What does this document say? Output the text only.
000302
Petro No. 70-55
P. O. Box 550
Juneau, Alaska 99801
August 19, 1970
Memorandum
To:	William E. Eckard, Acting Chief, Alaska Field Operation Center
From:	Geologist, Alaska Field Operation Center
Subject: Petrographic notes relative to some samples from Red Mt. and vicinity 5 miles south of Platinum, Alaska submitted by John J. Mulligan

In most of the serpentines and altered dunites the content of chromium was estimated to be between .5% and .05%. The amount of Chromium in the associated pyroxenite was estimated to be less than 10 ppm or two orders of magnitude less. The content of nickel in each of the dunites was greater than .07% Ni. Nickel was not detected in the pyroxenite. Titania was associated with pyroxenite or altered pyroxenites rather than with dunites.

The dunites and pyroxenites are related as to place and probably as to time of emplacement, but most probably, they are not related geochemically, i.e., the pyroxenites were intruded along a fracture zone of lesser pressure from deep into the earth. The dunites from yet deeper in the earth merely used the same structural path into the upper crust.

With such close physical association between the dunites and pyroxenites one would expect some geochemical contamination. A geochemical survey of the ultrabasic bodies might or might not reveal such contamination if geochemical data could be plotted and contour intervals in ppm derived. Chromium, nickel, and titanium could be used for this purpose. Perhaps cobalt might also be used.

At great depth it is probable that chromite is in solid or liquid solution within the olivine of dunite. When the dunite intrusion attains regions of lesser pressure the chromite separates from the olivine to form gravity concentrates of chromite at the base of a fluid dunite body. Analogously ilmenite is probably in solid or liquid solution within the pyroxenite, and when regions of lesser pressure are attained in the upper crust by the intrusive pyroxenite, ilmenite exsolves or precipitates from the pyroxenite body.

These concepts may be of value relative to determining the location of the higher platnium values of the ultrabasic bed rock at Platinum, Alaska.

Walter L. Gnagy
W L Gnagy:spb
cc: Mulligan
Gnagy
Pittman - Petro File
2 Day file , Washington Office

----------

- **WHAT IS BEING ASKED**:
Select every line of the material above holding the word "Mulligan" and copy it.

- **SOLUTION TO THE EXERCISE**:
Subject: Petrographic notes relative to some samples from Red Mt. and vicinity 5 miles south of Platinum, Alaska submitted by John J. Mulligan
cc: Mulligan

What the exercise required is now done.